• [SHORT EXERCISE]
In the listing below, locate the lines bearing the word "выравнивания". Copy every one of them.

• [DATA ROWS]
########

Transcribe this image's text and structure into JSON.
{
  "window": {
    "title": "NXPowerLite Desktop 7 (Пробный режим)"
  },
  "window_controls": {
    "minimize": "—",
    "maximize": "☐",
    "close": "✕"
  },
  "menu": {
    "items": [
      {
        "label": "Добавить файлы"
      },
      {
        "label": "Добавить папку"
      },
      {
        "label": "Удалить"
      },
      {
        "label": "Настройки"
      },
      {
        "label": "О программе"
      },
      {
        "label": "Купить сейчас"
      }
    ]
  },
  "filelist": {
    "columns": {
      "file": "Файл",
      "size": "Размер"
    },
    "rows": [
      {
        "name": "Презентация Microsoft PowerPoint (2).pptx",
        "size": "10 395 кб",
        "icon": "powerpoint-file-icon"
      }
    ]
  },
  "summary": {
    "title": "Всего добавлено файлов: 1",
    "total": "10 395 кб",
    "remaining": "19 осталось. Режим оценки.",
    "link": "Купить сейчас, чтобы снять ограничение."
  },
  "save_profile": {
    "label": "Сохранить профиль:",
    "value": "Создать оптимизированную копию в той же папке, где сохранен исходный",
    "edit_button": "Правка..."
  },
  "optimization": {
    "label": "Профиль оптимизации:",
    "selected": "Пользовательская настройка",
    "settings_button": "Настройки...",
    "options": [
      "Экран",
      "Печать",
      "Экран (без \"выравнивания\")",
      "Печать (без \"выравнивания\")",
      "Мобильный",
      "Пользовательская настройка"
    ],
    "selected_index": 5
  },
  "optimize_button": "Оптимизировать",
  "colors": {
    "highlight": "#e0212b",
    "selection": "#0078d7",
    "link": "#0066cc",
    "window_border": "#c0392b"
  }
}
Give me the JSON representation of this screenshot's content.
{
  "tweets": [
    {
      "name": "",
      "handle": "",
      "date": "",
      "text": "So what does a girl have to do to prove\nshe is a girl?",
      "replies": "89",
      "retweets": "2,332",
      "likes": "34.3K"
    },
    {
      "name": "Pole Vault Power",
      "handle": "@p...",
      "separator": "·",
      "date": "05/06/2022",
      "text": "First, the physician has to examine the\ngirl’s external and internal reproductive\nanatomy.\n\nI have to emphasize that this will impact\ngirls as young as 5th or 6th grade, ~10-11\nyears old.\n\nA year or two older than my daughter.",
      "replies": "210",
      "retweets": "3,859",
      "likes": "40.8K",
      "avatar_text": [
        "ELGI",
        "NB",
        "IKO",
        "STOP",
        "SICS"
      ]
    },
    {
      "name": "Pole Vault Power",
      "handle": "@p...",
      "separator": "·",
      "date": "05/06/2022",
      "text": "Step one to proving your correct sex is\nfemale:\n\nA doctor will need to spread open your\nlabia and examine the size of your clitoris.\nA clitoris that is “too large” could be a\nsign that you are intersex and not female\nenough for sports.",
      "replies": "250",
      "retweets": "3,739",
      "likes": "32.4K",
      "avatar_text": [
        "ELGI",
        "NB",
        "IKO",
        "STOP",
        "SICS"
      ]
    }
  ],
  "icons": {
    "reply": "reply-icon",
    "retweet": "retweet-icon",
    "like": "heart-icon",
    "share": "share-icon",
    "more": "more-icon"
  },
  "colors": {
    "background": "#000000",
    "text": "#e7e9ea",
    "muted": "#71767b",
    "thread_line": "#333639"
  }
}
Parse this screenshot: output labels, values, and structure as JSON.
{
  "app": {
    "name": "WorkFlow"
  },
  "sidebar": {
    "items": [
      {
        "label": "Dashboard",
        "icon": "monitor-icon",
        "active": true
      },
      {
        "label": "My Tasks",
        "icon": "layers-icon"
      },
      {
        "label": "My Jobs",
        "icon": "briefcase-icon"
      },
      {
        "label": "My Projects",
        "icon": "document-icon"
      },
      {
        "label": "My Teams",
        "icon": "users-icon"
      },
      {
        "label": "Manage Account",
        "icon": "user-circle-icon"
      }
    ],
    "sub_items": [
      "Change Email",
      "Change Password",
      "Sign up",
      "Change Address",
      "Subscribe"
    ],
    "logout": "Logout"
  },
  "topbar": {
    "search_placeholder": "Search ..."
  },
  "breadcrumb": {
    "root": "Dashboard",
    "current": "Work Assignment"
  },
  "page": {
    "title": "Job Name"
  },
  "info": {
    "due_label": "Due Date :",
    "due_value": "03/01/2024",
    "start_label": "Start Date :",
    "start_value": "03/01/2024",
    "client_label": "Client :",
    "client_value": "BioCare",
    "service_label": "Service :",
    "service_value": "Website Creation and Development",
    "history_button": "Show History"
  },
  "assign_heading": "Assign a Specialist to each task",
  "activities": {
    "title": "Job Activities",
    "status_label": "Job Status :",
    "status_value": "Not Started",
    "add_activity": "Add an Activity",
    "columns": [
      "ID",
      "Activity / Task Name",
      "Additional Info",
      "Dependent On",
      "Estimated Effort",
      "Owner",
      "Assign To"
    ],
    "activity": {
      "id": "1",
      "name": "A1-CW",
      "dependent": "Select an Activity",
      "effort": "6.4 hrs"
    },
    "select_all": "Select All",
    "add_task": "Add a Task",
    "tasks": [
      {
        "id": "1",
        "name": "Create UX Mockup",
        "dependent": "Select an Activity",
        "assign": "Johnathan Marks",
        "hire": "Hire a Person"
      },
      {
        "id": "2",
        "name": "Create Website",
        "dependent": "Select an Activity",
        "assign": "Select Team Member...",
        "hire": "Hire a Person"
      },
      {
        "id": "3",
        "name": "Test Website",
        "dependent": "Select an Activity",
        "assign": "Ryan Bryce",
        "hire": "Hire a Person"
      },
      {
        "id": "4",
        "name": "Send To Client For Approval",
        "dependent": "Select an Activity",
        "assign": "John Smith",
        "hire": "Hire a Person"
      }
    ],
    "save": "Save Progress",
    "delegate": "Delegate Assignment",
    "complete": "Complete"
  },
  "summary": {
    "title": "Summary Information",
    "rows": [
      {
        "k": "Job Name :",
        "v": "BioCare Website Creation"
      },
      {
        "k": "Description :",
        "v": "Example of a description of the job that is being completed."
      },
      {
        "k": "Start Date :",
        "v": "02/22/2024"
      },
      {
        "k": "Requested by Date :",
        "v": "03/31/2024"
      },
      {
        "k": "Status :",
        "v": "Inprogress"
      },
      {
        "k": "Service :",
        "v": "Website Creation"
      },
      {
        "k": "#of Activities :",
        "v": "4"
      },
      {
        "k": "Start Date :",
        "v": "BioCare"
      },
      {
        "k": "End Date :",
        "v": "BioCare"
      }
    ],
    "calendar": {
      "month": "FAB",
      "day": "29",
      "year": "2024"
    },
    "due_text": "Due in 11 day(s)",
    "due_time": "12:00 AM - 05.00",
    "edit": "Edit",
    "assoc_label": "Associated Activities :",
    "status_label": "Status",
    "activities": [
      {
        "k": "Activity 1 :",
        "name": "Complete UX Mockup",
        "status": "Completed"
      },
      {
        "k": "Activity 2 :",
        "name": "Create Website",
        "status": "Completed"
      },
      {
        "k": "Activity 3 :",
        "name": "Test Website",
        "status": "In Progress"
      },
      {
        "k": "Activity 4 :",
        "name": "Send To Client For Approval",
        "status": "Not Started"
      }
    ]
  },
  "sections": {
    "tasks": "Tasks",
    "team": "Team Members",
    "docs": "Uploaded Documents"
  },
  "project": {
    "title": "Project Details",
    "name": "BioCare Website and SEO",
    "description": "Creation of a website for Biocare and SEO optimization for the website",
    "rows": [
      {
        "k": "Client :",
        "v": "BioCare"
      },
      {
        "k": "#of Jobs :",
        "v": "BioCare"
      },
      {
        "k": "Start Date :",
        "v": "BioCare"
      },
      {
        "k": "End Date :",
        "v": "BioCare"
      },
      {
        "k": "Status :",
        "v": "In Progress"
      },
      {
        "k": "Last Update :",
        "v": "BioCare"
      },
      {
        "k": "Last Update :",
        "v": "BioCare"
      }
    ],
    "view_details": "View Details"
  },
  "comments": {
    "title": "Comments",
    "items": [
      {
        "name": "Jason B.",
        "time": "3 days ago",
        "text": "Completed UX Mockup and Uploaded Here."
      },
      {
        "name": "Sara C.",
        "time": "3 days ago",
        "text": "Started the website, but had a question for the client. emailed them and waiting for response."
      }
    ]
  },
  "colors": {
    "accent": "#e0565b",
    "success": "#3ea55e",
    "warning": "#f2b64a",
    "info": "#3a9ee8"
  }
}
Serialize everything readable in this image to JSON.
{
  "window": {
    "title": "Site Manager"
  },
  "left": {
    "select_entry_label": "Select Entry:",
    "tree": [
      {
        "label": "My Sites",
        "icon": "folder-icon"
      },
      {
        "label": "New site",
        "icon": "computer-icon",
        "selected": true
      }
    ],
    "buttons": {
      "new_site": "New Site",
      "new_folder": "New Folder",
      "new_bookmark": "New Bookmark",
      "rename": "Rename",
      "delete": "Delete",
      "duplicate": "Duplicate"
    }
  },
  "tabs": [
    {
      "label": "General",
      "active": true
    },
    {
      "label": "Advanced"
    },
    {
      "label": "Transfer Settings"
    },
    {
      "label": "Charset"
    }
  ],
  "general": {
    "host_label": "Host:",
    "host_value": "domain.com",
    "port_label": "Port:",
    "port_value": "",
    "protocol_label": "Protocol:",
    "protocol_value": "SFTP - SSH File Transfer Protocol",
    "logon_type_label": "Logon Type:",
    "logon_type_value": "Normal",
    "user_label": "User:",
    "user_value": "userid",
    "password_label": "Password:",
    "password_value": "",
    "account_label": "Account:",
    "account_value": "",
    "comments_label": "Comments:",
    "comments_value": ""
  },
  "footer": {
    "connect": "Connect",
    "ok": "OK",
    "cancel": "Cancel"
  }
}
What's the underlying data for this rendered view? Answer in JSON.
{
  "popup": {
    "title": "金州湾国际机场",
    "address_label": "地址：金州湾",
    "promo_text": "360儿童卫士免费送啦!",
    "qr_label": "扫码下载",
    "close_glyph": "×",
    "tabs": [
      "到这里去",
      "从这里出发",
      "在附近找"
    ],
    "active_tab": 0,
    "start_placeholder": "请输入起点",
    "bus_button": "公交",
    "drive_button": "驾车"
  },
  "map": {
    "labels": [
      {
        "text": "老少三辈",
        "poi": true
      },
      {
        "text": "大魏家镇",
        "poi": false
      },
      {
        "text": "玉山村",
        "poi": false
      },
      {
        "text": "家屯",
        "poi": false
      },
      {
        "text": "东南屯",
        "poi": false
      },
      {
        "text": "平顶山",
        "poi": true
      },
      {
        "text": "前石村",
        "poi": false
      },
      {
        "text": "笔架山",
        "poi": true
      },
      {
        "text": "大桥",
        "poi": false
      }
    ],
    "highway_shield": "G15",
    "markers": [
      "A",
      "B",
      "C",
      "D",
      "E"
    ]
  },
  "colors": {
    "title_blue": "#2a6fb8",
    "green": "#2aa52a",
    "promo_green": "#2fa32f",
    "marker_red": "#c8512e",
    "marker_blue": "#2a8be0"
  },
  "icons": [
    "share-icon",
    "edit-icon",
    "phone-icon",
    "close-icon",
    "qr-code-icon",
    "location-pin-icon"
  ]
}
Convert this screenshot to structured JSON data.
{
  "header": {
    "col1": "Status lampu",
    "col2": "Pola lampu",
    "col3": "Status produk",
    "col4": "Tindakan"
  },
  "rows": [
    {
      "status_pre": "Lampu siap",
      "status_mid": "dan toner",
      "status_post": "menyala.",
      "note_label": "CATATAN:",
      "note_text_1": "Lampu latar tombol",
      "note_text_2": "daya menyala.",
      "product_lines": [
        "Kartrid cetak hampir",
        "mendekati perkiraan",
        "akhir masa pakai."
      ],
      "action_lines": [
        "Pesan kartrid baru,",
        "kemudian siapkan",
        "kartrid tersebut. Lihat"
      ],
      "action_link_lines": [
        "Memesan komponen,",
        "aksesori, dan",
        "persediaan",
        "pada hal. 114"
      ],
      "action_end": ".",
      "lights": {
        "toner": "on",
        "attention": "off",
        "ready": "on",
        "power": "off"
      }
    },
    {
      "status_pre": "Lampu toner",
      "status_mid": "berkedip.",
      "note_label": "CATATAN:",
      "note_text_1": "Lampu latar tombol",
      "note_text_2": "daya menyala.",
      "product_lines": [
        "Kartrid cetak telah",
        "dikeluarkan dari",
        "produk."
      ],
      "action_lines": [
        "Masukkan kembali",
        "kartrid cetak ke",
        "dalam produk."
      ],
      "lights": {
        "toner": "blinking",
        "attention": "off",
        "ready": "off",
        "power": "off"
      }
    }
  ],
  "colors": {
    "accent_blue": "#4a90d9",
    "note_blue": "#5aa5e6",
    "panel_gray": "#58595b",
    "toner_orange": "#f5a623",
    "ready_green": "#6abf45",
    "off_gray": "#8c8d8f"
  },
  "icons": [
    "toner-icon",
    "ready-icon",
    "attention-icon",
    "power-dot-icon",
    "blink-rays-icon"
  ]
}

########

• [REPLY TO THE TASK]
      "Экран (без \"выравнивания\")",
      "Печать (без \"выравнивания\")",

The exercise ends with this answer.